Exercise:
List each line of the data that holds the string "about".
====== Information supplied
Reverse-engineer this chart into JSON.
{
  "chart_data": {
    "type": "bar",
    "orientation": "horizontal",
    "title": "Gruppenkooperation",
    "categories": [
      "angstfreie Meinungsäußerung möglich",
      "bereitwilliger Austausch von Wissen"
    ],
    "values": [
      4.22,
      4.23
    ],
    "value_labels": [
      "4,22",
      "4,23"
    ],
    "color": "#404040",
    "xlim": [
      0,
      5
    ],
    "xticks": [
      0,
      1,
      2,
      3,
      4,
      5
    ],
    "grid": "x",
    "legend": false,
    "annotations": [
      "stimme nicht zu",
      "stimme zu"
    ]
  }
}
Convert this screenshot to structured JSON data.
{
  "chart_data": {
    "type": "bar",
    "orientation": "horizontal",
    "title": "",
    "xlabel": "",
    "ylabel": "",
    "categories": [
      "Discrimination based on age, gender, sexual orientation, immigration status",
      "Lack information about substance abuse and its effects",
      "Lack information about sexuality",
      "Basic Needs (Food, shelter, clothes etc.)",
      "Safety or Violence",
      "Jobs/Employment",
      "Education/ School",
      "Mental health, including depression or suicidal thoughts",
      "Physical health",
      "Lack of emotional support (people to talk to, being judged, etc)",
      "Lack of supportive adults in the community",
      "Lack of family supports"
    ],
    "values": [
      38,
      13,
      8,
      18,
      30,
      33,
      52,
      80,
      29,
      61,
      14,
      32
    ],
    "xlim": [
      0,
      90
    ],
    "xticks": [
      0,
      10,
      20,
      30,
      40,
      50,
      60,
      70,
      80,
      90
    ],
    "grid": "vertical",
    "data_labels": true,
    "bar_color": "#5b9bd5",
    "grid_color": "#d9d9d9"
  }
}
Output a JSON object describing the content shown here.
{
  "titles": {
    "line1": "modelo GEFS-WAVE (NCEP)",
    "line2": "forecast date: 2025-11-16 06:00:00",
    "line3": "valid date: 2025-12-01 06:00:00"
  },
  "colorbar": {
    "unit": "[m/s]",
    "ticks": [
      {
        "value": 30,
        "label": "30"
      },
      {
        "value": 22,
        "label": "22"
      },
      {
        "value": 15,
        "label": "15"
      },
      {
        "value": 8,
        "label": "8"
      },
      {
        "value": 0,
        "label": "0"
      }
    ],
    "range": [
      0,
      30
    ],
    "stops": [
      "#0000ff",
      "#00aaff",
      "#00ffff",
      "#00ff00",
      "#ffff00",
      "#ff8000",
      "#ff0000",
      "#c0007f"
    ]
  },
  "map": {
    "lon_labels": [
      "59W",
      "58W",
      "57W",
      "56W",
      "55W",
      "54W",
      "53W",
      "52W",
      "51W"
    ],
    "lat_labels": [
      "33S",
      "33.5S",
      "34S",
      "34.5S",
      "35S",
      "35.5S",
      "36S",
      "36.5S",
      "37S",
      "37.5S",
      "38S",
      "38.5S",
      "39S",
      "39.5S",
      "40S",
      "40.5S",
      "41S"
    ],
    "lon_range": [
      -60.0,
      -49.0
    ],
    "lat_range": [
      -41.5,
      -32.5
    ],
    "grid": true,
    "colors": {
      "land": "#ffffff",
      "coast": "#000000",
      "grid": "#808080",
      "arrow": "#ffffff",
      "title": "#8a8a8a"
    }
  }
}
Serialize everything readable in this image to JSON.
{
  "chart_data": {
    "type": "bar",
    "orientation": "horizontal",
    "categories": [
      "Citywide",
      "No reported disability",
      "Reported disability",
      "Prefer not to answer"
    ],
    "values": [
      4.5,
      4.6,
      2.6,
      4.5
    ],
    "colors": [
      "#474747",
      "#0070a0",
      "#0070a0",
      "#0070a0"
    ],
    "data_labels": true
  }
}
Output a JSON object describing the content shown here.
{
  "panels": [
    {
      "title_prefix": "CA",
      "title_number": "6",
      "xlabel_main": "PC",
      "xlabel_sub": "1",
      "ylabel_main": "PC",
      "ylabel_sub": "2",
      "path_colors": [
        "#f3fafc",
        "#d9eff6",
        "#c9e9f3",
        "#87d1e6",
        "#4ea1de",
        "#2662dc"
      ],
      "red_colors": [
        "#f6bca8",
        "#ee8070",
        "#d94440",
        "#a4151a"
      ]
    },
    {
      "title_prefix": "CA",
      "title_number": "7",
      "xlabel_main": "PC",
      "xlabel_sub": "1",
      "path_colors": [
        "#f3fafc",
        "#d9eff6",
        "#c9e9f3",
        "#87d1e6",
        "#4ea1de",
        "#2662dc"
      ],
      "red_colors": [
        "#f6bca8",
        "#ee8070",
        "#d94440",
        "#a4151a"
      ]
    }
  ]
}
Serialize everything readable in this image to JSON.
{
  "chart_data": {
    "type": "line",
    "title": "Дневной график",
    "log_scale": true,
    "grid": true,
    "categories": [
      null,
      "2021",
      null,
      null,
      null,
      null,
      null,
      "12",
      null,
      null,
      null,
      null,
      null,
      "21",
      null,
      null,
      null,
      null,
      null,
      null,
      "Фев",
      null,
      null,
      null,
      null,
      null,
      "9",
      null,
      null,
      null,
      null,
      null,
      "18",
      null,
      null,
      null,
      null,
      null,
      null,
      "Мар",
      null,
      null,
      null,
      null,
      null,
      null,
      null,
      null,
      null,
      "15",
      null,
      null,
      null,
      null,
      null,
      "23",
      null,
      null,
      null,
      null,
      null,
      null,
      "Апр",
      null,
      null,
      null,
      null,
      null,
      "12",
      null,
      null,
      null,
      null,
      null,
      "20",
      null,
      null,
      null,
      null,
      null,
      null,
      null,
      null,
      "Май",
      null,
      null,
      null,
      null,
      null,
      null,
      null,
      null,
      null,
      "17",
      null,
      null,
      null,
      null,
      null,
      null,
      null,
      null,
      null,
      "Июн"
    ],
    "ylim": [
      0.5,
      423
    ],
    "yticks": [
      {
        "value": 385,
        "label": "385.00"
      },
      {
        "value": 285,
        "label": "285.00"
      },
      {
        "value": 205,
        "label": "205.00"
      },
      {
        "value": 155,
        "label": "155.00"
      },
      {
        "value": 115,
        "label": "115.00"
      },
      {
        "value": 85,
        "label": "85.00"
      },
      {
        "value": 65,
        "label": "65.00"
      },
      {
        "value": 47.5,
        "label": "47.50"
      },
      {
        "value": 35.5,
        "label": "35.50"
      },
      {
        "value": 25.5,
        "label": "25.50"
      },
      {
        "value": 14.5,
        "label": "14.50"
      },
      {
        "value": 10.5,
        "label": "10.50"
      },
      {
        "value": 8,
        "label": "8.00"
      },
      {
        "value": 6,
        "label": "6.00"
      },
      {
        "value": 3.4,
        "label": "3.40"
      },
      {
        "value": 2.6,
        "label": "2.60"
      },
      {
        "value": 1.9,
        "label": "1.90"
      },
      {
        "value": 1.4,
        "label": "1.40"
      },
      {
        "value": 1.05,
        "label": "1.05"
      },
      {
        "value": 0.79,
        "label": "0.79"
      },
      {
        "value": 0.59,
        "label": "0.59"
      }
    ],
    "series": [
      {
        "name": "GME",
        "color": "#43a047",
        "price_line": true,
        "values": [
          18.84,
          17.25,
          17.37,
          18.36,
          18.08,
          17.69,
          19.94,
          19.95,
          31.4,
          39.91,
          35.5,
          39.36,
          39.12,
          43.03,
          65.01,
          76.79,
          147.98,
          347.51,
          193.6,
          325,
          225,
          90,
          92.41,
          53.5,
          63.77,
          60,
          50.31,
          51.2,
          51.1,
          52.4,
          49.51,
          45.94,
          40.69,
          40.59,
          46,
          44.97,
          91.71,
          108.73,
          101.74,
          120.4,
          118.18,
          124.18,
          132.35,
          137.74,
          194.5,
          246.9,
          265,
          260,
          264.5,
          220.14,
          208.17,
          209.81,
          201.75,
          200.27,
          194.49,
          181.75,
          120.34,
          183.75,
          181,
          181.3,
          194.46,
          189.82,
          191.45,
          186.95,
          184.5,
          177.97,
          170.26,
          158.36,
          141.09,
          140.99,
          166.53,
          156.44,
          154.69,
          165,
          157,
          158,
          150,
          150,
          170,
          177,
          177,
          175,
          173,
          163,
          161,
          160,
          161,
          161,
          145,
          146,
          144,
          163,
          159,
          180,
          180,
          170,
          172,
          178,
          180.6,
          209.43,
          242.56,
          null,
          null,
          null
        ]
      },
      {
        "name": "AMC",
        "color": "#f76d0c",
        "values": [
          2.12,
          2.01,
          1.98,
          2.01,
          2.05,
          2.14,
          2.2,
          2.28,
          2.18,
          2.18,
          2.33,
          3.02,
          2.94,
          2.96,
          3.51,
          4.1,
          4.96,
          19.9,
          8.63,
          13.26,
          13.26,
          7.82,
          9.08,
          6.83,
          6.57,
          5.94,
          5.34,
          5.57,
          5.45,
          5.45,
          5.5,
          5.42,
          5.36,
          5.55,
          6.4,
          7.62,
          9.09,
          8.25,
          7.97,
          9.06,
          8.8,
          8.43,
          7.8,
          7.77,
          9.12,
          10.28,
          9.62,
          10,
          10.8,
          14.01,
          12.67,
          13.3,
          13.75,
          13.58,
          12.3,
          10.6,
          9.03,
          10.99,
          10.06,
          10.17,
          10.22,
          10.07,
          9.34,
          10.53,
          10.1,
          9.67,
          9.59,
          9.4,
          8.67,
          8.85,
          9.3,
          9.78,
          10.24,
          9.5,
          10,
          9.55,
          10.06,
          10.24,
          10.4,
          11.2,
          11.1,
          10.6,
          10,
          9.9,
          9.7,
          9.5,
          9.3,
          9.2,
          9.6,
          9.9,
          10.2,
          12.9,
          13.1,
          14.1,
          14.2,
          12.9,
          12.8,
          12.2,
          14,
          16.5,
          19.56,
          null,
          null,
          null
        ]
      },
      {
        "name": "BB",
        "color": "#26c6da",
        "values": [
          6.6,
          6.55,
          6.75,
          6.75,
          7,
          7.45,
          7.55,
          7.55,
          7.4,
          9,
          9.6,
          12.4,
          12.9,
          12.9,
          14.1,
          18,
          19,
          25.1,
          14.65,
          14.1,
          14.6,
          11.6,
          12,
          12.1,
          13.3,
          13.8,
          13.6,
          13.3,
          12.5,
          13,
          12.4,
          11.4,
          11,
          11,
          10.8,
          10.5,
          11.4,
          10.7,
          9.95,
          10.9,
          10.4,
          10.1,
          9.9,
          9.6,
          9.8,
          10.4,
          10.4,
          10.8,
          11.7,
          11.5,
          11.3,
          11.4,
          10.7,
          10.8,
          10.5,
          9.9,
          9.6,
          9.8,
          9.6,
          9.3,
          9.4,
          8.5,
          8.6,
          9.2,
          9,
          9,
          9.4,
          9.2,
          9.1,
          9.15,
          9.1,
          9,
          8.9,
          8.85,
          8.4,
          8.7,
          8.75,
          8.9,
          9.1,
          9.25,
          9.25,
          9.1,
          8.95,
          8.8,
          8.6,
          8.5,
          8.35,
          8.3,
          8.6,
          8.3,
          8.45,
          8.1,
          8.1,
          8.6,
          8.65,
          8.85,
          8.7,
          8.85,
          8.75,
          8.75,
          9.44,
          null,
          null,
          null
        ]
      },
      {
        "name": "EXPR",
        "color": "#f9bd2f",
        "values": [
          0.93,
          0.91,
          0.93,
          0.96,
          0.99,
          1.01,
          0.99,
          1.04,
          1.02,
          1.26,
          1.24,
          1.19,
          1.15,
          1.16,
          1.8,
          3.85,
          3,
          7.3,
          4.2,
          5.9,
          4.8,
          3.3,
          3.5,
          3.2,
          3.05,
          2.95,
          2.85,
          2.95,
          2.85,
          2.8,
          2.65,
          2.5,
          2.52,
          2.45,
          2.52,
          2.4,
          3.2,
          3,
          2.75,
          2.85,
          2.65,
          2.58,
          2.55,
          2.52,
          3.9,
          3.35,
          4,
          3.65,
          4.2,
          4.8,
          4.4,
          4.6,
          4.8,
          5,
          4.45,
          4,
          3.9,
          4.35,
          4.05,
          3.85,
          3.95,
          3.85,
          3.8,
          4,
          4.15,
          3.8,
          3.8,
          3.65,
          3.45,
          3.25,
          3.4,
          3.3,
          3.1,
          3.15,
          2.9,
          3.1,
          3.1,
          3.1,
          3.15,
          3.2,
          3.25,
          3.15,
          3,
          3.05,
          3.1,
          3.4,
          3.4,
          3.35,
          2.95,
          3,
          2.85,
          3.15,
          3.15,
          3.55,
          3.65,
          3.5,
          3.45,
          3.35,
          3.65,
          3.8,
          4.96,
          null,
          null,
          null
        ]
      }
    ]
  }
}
============
Written response:
      "Lack information about substance abuse and its effects",
      "Lack information about sexuality",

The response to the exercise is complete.